### Direction
Where a line holds the string "packages", return that line.

╭─ Data supplied

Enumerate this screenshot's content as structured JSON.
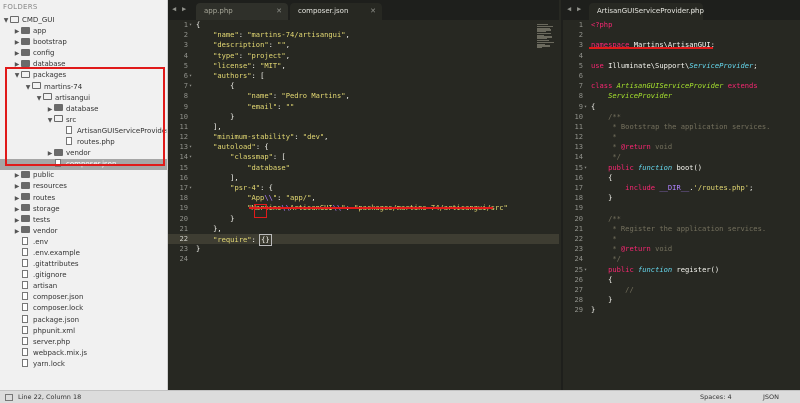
{
  "sidebar": {
    "header": "FOLDERS",
    "tree": [
      {
        "label": "CMD_GUI",
        "depth": 0,
        "kind": "folder",
        "open": true
      },
      {
        "label": "app",
        "depth": 1,
        "kind": "folder",
        "open": false
      },
      {
        "label": "bootstrap",
        "depth": 1,
        "kind": "folder",
        "open": false
      },
      {
        "label": "config",
        "depth": 1,
        "kind": "folder",
        "open": false
      },
      {
        "label": "database",
        "depth": 1,
        "kind": "folder",
        "open": false
      },
      {
        "label": "packages",
        "depth": 1,
        "kind": "folder",
        "open": true
      },
      {
        "label": "martins-74",
        "depth": 2,
        "kind": "folder",
        "open": true
      },
      {
        "label": "artisangui",
        "depth": 3,
        "kind": "folder",
        "open": true
      },
      {
        "label": "database",
        "depth": 4,
        "kind": "folder",
        "open": false
      },
      {
        "label": "src",
        "depth": 4,
        "kind": "folder",
        "open": true
      },
      {
        "label": "ArtisanGUIServiceProvider.php",
        "depth": 5,
        "kind": "file"
      },
      {
        "label": "routes.php",
        "depth": 5,
        "kind": "file"
      },
      {
        "label": "vendor",
        "depth": 4,
        "kind": "folder",
        "open": false
      },
      {
        "label": "composer.json",
        "depth": 4,
        "kind": "file",
        "selected": true
      },
      {
        "label": "public",
        "depth": 1,
        "kind": "folder",
        "open": false
      },
      {
        "label": "resources",
        "depth": 1,
        "kind": "folder",
        "open": false
      },
      {
        "label": "routes",
        "depth": 1,
        "kind": "folder",
        "open": false
      },
      {
        "label": "storage",
        "depth": 1,
        "kind": "folder",
        "open": false
      },
      {
        "label": "tests",
        "depth": 1,
        "kind": "folder",
        "open": false
      },
      {
        "label": "vendor",
        "depth": 1,
        "kind": "folder",
        "open": false
      },
      {
        "label": ".env",
        "depth": 1,
        "kind": "file"
      },
      {
        "label": ".env.example",
        "depth": 1,
        "kind": "file"
      },
      {
        "label": ".gitattributes",
        "depth": 1,
        "kind": "file"
      },
      {
        "label": ".gitignore",
        "depth": 1,
        "kind": "file"
      },
      {
        "label": "artisan",
        "depth": 1,
        "kind": "file"
      },
      {
        "label": "composer.json",
        "depth": 1,
        "kind": "file"
      },
      {
        "label": "composer.lock",
        "depth": 1,
        "kind": "file"
      },
      {
        "label": "package.json",
        "depth": 1,
        "kind": "file"
      },
      {
        "label": "phpunit.xml",
        "depth": 1,
        "kind": "file"
      },
      {
        "label": "server.php",
        "depth": 1,
        "kind": "file"
      },
      {
        "label": "webpack.mix.js",
        "depth": 1,
        "kind": "file"
      },
      {
        "label": "yarn.lock",
        "depth": 1,
        "kind": "file"
      }
    ]
  },
  "pane1": {
    "tabs": [
      {
        "label": "app.php",
        "active": false
      },
      {
        "label": "composer.json",
        "active": true
      }
    ],
    "lines": [
      {
        "n": "1",
        "parts": [
          [
            "p",
            "{"
          ]
        ]
      },
      {
        "n": "2",
        "parts": [
          [
            "p",
            "    "
          ],
          [
            "s",
            "\"name\""
          ],
          [
            "p",
            ": "
          ],
          [
            "s",
            "\"martins-74/artisangui\""
          ],
          [
            "p",
            ","
          ]
        ]
      },
      {
        "n": "3",
        "parts": [
          [
            "p",
            "    "
          ],
          [
            "s",
            "\"description\""
          ],
          [
            "p",
            ": "
          ],
          [
            "s",
            "\"\""
          ],
          [
            "p",
            ","
          ]
        ]
      },
      {
        "n": "4",
        "parts": [
          [
            "p",
            "    "
          ],
          [
            "s",
            "\"type\""
          ],
          [
            "p",
            ": "
          ],
          [
            "s",
            "\"project\""
          ],
          [
            "p",
            ","
          ]
        ]
      },
      {
        "n": "5",
        "parts": [
          [
            "p",
            "    "
          ],
          [
            "s",
            "\"license\""
          ],
          [
            "p",
            ": "
          ],
          [
            "s",
            "\"MIT\""
          ],
          [
            "p",
            ","
          ]
        ]
      },
      {
        "n": "6",
        "parts": [
          [
            "p",
            "    "
          ],
          [
            "s",
            "\"authors\""
          ],
          [
            "p",
            ": ["
          ]
        ]
      },
      {
        "n": "7",
        "parts": [
          [
            "p",
            "        {"
          ]
        ]
      },
      {
        "n": "8",
        "parts": [
          [
            "p",
            "            "
          ],
          [
            "s",
            "\"name\""
          ],
          [
            "p",
            ": "
          ],
          [
            "s",
            "\"Pedro Martins\""
          ],
          [
            "p",
            ","
          ]
        ]
      },
      {
        "n": "9",
        "parts": [
          [
            "p",
            "            "
          ],
          [
            "s",
            "\"email\""
          ],
          [
            "p",
            ": "
          ],
          [
            "s",
            "\"\""
          ]
        ]
      },
      {
        "n": "10",
        "parts": [
          [
            "p",
            "        }"
          ]
        ]
      },
      {
        "n": "11",
        "parts": [
          [
            "p",
            "    ],"
          ]
        ]
      },
      {
        "n": "12",
        "parts": [
          [
            "p",
            "    "
          ],
          [
            "s",
            "\"minimum-stability\""
          ],
          [
            "p",
            ": "
          ],
          [
            "s",
            "\"dev\""
          ],
          [
            "p",
            ","
          ]
        ]
      },
      {
        "n": "13",
        "parts": [
          [
            "p",
            "    "
          ],
          [
            "s",
            "\"autoload\""
          ],
          [
            "p",
            ": {"
          ]
        ]
      },
      {
        "n": "14",
        "parts": [
          [
            "p",
            "        "
          ],
          [
            "s",
            "\"classmap\""
          ],
          [
            "p",
            ": ["
          ]
        ]
      },
      {
        "n": "15",
        "parts": [
          [
            "p",
            "            "
          ],
          [
            "s",
            "\"database\""
          ]
        ]
      },
      {
        "n": "16",
        "parts": [
          [
            "p",
            "        ],"
          ]
        ]
      },
      {
        "n": "17",
        "parts": [
          [
            "p",
            "        "
          ],
          [
            "s",
            "\"psr-4\""
          ],
          [
            "p",
            ": {"
          ]
        ]
      },
      {
        "n": "18",
        "parts": [
          [
            "p",
            "            "
          ],
          [
            "s",
            "\"App"
          ],
          [
            "e",
            "\\\\"
          ],
          [
            "s",
            "\""
          ],
          [
            "p",
            ": "
          ],
          [
            "s",
            "\"app/\""
          ],
          [
            "p",
            ","
          ]
        ]
      },
      {
        "n": "19",
        "parts": [
          [
            "p",
            "            "
          ],
          [
            "s",
            "\"Martins"
          ],
          [
            "e",
            "\\\\"
          ],
          [
            "s",
            "ArtisanGUI"
          ],
          [
            "e",
            "\\\\"
          ],
          [
            "s",
            "\""
          ],
          [
            "p",
            ": "
          ],
          [
            "s",
            "\"packages/martins-74/artisangui/src\""
          ]
        ]
      },
      {
        "n": "20",
        "parts": [
          [
            "p",
            "        }"
          ]
        ]
      },
      {
        "n": "21",
        "parts": [
          [
            "p",
            "    },"
          ]
        ]
      },
      {
        "n": "22",
        "parts": [
          [
            "p",
            "    "
          ],
          [
            "s",
            "\"require\""
          ],
          [
            "p",
            ": "
          ],
          [
            "c",
            "{}"
          ]
        ],
        "current": true
      },
      {
        "n": "23",
        "parts": [
          [
            "p",
            "}"
          ]
        ]
      },
      {
        "n": "24",
        "parts": []
      }
    ]
  },
  "pane2": {
    "tabs": [
      {
        "label": "ArtisanGUIServiceProvider.php",
        "active": true
      }
    ],
    "lines": [
      {
        "n": "1",
        "parts": [
          [
            "t",
            "<?php"
          ]
        ]
      },
      {
        "n": "2",
        "parts": []
      },
      {
        "n": "3",
        "parts": [
          [
            "k",
            "namespace"
          ],
          [
            "p",
            " Martins"
          ],
          [
            "p",
            "\\"
          ],
          [
            "p",
            "ArtisanGUI;"
          ]
        ]
      },
      {
        "n": "4",
        "parts": []
      },
      {
        "n": "5",
        "parts": [
          [
            "k",
            "use"
          ],
          [
            "p",
            " Illuminate\\Support\\"
          ],
          [
            "f",
            "ServiceProvider"
          ],
          [
            "p",
            ";"
          ]
        ]
      },
      {
        "n": "6",
        "parts": []
      },
      {
        "n": "7",
        "parts": [
          [
            "k",
            "class"
          ],
          [
            "p",
            " "
          ],
          [
            "g",
            "ArtisanGUIServiceProvider"
          ],
          [
            "p",
            " "
          ],
          [
            "k",
            "extends"
          ]
        ]
      },
      {
        "n": "8",
        "parts": [
          [
            "p",
            "    "
          ],
          [
            "g",
            "ServiceProvider"
          ]
        ]
      },
      {
        "n": "9",
        "parts": [
          [
            "p",
            "{"
          ]
        ]
      },
      {
        "n": "10",
        "parts": [
          [
            "p",
            "    "
          ],
          [
            "m",
            "/**"
          ]
        ]
      },
      {
        "n": "11",
        "parts": [
          [
            "p",
            "    "
          ],
          [
            "m",
            " * Bootstrap the application services."
          ]
        ]
      },
      {
        "n": "12",
        "parts": [
          [
            "p",
            "    "
          ],
          [
            "m",
            " *"
          ]
        ]
      },
      {
        "n": "13",
        "parts": [
          [
            "p",
            "    "
          ],
          [
            "m",
            " * "
          ],
          [
            "k",
            "@return"
          ],
          [
            "m",
            " void"
          ]
        ]
      },
      {
        "n": "14",
        "parts": [
          [
            "p",
            "    "
          ],
          [
            "m",
            " */"
          ]
        ]
      },
      {
        "n": "15",
        "parts": [
          [
            "p",
            "    "
          ],
          [
            "k",
            "public"
          ],
          [
            "p",
            " "
          ],
          [
            "f",
            "function"
          ],
          [
            "p",
            " boot()"
          ]
        ]
      },
      {
        "n": "16",
        "parts": [
          [
            "p",
            "    {"
          ]
        ]
      },
      {
        "n": "17",
        "parts": [
          [
            "p",
            "        "
          ],
          [
            "k",
            "include"
          ],
          [
            "p",
            " "
          ],
          [
            "n",
            "__DIR__"
          ],
          [
            "p",
            "."
          ],
          [
            "s",
            "'/routes.php'"
          ],
          [
            "p",
            ";"
          ]
        ]
      },
      {
        "n": "18",
        "parts": [
          [
            "p",
            "    }"
          ]
        ]
      },
      {
        "n": "19",
        "parts": []
      },
      {
        "n": "20",
        "parts": [
          [
            "p",
            "    "
          ],
          [
            "m",
            "/**"
          ]
        ]
      },
      {
        "n": "21",
        "parts": [
          [
            "p",
            "    "
          ],
          [
            "m",
            " * Register the application services."
          ]
        ]
      },
      {
        "n": "22",
        "parts": [
          [
            "p",
            "    "
          ],
          [
            "m",
            " *"
          ]
        ]
      },
      {
        "n": "23",
        "parts": [
          [
            "p",
            "    "
          ],
          [
            "m",
            " * "
          ],
          [
            "k",
            "@return"
          ],
          [
            "m",
            " void"
          ]
        ]
      },
      {
        "n": "24",
        "parts": [
          [
            "p",
            "    "
          ],
          [
            "m",
            " */"
          ]
        ]
      },
      {
        "n": "25",
        "parts": [
          [
            "p",
            "    "
          ],
          [
            "k",
            "public"
          ],
          [
            "p",
            " "
          ],
          [
            "f",
            "function"
          ],
          [
            "p",
            " register()"
          ]
        ]
      },
      {
        "n": "26",
        "parts": [
          [
            "p",
            "    {"
          ]
        ]
      },
      {
        "n": "27",
        "parts": [
          [
            "p",
            "        "
          ],
          [
            "m",
            "//"
          ]
        ]
      },
      {
        "n": "28",
        "parts": [
          [
            "p",
            "    }"
          ]
        ]
      },
      {
        "n": "29",
        "parts": [
          [
            "p",
            "}"
          ]
        ]
      }
    ]
  },
  "statusbar": {
    "position": "Line 22, Column 18",
    "spaces": "Spaces: 4",
    "syntax": "JSON"
  },
  "nav": {
    "left": "◀",
    "right": "▶"
  }
}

╰─

### Correct result
        "label": "packages",
            "\"packages/martins-74/artisangui/src\""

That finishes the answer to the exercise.